**RECORDS FOR THE EXERCISE**
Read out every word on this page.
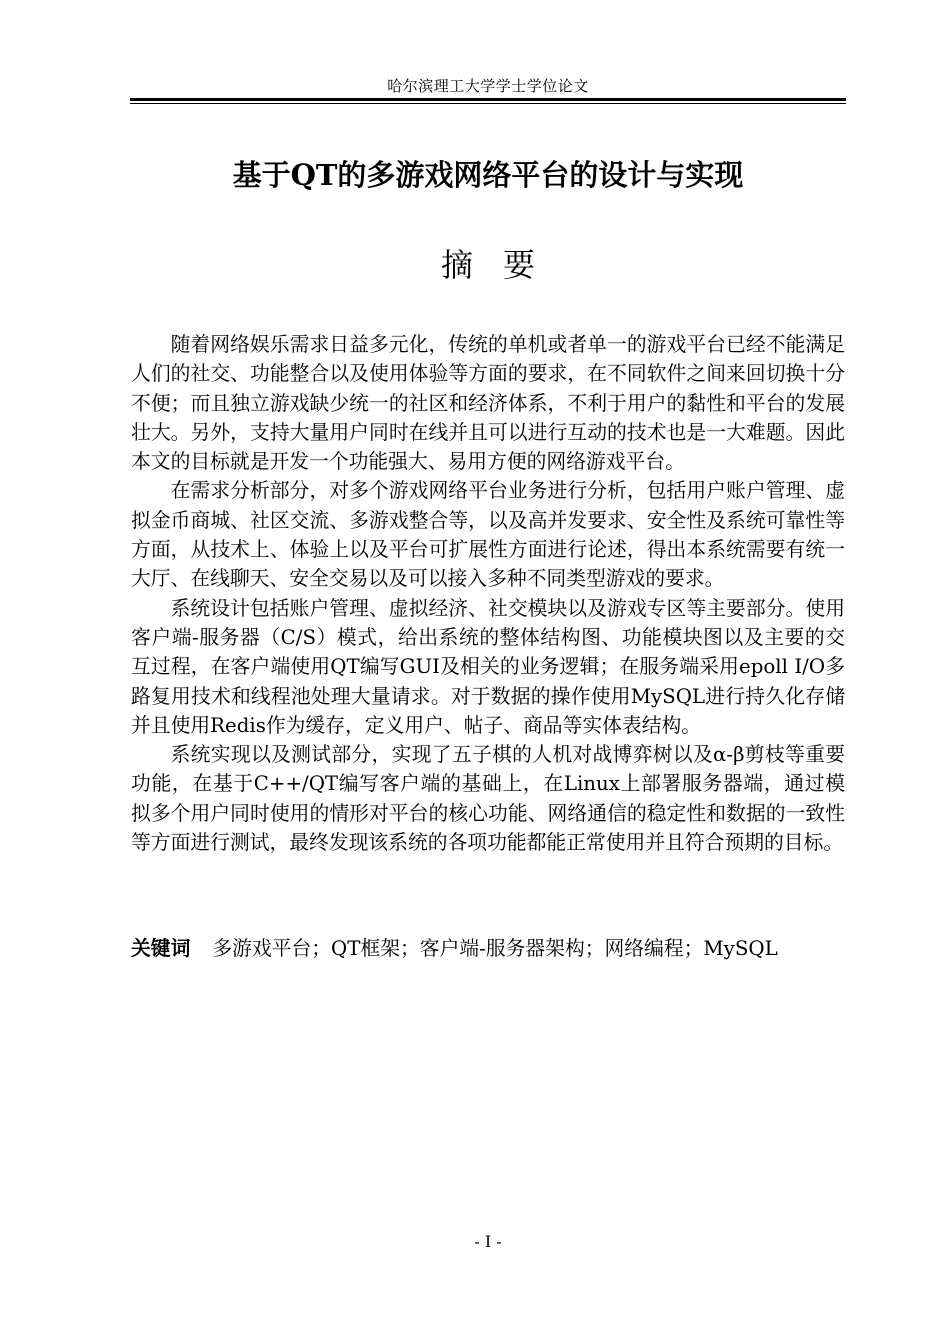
哈尔滨理工大学学士学位论文
基于QT的多游戏网络平台的设计与实现
摘要

随着网络娱乐需求日益多元化，传统的单机或者单一的游戏平台已经不能满足人们的社交、功能整合以及使用体验等方面的要求，在不同软件之间来回切换十分不便；而且独立游戏缺少统一的社区和经济体系，不利于用户的黏性和平台的发展壮大。另外，支持大量用户同时在线并且可以进行互动的技术也是一大难题。因此本文的目标就是开发一个功能强大、易用方便的网络游戏平台。

在需求分析部分，对多个游戏网络平台业务进行分析，包括用户账户管理、虚拟金币商城、社区交流、多游戏整合等，以及高并发要求、安全性及系统可靠性等方面，从技术上、体验上以及平台可扩展性方面进行论述，得出本系统需要有统一大厅、在线聊天、安全交易以及可以接入多种不同类型游戏的要求。

系统设计包括账户管理、虚拟经济、社交模块以及游戏专区等主要部分。使用客户端-服务器（C/S）模式，给出系统的整体结构图、功能模块图以及主要的交互过程，在客户端使用QT编写GUI及相关的业务逻辑；在服务端采用epoll I/O多路复用技术和线程池处理大量请求。对于数据的操作使用MySQL进行持久化存储并且使用Redis作为缓存，定义用户、帖子、商品等实体表结构。

系统实现以及测试部分，实现了五子棋的人机对战博弈树以及α-β剪枝等重要功能，在基于C++/QT编写客户端的基础上，在Linux上部署服务器端，通过模拟多个用户同时使用的情形对平台的核心功能、网络通信的稳定性和数据的一致性等方面进行测试，最终发现该系统的各项功能都能正常使用并且符合预期的目标。

关键词 多游戏平台；QT框架；客户端-服务器架构；网络编程；MySQL
- I -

**DIRECTION**
Your task is to copy the entries in full and exactly, without any images.

**EXERCISE ANSWER**
Read out every word on this page.
哈尔滨理工大学学士学位论文
基于QT的多游戏网络平台的设计与实现
摘要

随着网络娱乐需求日益多元化，传统的单机或者单一的游戏平台已经不能满足人们的社交、功能整合以及使用体验等方面的要求，在不同软件之间来回切换十分不便；而且独立游戏缺少统一的社区和经济体系，不利于用户的黏性和平台的发展壮大。另外，支持大量用户同时在线并且可以进行互动的技术也是一大难题。因此本文的目标就是开发一个功能强大、易用方便的网络游戏平台。

在需求分析部分，对多个游戏网络平台业务进行分析，包括用户账户管理、虚拟金币商城、社区交流、多游戏整合等，以及高并发要求、安全性及系统可靠性等方面，从技术上、体验上以及平台可扩展性方面进行论述，得出本系统需要有统一大厅、在线聊天、安全交易以及可以接入多种不同类型游戏的要求。

系统设计包括账户管理、虚拟经济、社交模块以及游戏专区等主要部分。使用客户端-服务器（C/S）模式，给出系统的整体结构图、功能模块图以及主要的交互过程，在客户端使用QT编写GUI及相关的业务逻辑；在服务端采用epoll I/O多路复用技术和线程池处理大量请求。对于数据的操作使用MySQL进行持久化存储并且使用Redis作为缓存，定义用户、帖子、商品等实体表结构。

系统实现以及测试部分，实现了五子棋的人机对战博弈树以及α-β剪枝等重要功能，在基于C++/QT编写客户端的基础上，在Linux上部署服务器端，通过模拟多个用户同时使用的情形对平台的核心功能、网络通信的稳定性和数据的一致性等方面进行测试，最终发现该系统的各项功能都能正常使用并且符合预期的目标。

关键词 多游戏平台；QT框架；客户端-服务器架构；网络编程；MySQL
- I -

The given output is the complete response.